TASK STATEMENT: From the listing below, extract every line containing "AI智能标引示例".
::::
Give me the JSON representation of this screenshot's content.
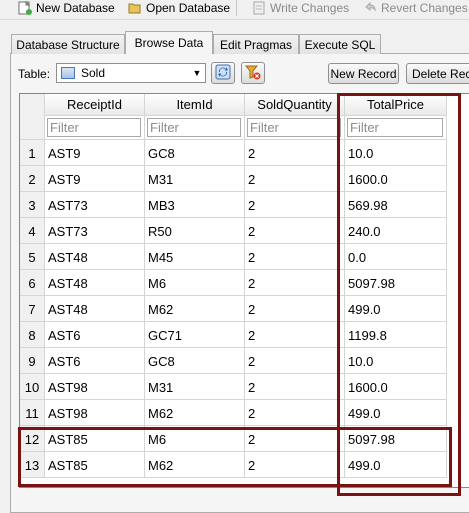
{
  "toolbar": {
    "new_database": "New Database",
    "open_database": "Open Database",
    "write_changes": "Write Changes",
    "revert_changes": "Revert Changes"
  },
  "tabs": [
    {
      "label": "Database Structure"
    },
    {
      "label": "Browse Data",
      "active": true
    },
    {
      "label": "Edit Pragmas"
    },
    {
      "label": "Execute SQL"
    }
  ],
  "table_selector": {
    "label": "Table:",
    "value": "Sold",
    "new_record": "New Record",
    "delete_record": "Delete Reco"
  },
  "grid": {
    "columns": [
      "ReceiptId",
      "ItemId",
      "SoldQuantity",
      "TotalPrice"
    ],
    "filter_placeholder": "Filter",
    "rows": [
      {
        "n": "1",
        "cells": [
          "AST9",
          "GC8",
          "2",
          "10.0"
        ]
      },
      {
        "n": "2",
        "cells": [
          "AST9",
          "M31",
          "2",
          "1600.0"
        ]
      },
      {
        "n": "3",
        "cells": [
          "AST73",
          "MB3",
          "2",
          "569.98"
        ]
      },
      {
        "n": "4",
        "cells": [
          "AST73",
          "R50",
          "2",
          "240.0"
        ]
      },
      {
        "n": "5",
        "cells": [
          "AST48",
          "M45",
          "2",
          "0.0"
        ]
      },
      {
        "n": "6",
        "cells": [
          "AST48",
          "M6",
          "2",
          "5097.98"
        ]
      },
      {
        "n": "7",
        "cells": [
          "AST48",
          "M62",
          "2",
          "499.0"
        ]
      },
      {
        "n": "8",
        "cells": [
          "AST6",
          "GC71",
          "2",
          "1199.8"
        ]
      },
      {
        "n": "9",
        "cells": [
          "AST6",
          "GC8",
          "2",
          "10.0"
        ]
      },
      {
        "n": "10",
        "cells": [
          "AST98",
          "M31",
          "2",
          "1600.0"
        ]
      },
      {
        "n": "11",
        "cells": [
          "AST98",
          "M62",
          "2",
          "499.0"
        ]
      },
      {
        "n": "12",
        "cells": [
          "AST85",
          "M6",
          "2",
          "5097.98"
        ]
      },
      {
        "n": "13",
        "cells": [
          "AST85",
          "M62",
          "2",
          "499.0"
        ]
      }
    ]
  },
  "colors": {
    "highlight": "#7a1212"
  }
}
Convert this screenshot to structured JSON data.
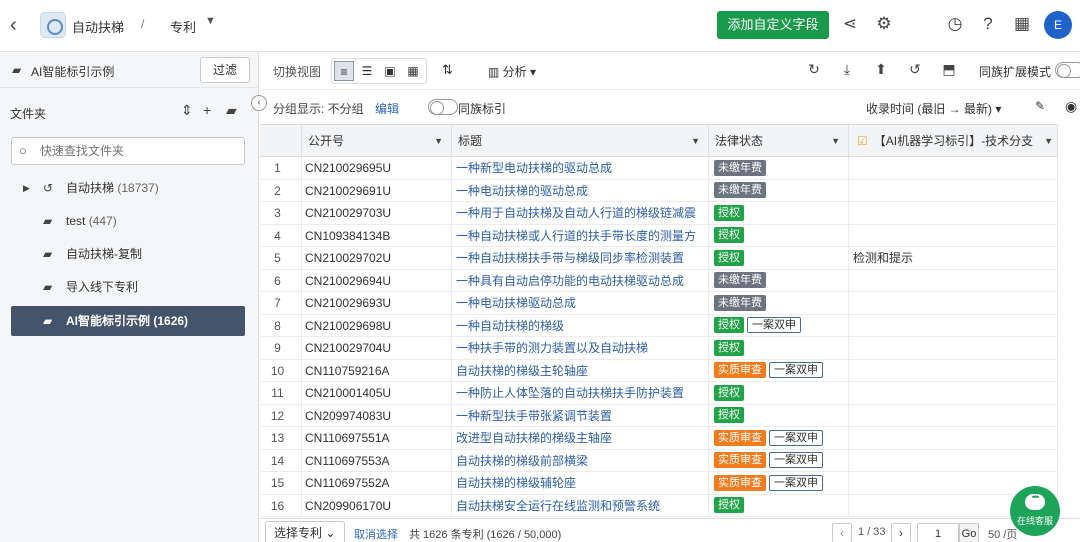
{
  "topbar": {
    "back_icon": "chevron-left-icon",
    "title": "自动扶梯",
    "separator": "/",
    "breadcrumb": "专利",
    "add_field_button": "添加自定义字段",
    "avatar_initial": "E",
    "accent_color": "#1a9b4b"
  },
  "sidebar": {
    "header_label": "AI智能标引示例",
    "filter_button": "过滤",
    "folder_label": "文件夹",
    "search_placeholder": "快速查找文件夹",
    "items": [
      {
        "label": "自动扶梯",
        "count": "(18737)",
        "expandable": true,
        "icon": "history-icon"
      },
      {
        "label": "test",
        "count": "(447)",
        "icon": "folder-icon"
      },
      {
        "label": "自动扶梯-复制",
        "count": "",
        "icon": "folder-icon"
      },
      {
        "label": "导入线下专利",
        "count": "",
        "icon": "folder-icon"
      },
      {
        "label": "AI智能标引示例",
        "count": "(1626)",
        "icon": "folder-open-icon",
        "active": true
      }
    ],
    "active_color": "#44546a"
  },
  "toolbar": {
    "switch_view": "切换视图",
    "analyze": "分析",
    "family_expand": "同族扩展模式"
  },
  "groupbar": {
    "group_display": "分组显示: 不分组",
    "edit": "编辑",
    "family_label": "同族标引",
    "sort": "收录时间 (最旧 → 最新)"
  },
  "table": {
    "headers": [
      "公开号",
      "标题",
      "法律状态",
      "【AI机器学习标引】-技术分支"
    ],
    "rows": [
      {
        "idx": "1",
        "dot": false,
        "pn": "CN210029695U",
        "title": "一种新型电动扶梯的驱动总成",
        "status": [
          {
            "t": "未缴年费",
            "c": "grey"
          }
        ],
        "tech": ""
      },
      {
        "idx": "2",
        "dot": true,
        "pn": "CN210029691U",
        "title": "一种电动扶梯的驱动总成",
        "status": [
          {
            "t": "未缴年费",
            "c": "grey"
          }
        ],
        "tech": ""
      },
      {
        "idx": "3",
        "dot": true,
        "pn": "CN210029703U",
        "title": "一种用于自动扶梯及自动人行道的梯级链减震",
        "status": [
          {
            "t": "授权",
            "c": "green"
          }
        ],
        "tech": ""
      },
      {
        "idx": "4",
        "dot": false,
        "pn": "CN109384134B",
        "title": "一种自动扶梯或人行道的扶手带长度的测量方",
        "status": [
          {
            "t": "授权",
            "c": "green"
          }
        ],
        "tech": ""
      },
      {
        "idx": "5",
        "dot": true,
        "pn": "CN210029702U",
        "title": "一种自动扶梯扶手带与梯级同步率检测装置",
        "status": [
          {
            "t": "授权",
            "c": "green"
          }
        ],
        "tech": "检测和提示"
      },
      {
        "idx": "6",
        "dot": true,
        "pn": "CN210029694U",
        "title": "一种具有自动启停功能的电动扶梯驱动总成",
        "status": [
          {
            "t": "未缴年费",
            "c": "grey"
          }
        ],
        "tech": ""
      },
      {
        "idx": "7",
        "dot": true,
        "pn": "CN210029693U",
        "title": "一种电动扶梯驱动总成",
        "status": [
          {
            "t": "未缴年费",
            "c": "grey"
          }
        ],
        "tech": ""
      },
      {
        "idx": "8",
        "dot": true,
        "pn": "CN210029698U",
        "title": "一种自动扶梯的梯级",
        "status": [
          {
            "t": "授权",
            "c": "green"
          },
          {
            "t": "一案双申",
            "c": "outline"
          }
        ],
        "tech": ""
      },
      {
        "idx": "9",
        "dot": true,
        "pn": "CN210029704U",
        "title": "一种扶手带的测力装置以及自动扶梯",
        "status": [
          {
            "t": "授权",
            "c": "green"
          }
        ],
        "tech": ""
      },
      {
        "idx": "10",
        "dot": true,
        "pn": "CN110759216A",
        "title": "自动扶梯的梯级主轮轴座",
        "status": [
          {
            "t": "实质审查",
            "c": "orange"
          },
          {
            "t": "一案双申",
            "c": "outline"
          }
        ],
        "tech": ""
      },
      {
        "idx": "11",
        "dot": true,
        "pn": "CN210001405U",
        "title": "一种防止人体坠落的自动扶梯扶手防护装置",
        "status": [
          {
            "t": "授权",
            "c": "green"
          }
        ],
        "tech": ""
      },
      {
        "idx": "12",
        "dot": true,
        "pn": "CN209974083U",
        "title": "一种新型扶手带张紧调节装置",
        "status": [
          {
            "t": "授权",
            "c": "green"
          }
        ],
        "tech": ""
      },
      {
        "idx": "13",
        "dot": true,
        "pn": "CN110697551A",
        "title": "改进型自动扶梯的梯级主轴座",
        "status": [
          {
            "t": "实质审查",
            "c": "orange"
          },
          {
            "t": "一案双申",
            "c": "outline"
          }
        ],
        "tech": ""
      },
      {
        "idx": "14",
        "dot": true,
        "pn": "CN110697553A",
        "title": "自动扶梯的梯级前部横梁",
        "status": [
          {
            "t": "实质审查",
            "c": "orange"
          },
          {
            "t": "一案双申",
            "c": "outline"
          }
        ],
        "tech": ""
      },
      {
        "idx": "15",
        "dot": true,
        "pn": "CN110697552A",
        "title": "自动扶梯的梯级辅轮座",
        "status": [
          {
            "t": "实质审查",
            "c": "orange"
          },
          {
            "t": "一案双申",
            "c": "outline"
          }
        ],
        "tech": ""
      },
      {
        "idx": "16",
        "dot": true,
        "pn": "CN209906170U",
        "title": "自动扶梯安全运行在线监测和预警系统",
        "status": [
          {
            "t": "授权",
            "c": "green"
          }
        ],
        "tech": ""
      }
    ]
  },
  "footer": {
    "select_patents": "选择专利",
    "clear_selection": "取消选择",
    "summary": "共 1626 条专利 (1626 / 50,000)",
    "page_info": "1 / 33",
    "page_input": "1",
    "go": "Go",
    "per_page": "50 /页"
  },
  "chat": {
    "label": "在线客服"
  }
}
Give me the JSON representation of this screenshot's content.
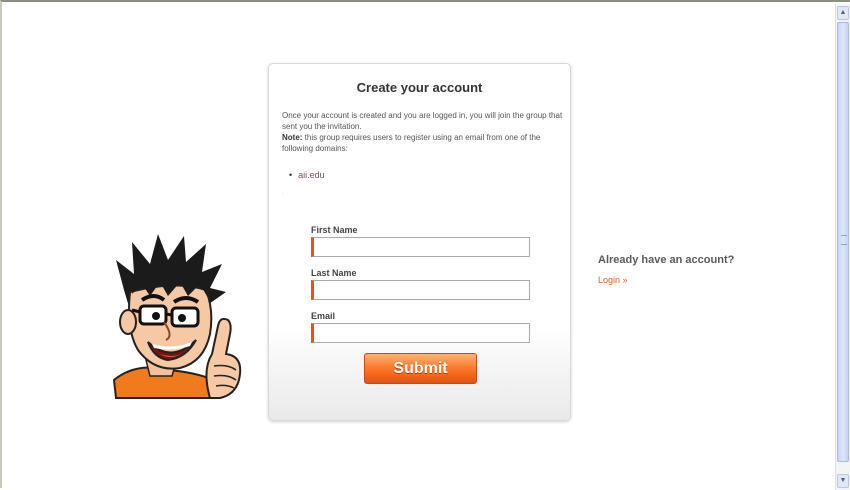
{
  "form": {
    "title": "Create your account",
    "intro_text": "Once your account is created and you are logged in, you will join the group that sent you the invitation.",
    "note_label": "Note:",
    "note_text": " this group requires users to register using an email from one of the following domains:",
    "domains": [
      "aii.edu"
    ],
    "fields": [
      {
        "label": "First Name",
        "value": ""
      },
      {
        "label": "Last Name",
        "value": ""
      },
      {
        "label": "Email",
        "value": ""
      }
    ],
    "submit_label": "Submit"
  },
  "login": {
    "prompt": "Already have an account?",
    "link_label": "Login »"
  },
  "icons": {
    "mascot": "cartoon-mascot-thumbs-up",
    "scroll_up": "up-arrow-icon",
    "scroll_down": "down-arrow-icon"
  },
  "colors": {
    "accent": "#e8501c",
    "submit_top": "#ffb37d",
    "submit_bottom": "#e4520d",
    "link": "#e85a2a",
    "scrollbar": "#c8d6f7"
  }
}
::::
CORRECT RESPONSE:
    "header_label": "AI智能标引示例",
        "label": "AI智能标引示例",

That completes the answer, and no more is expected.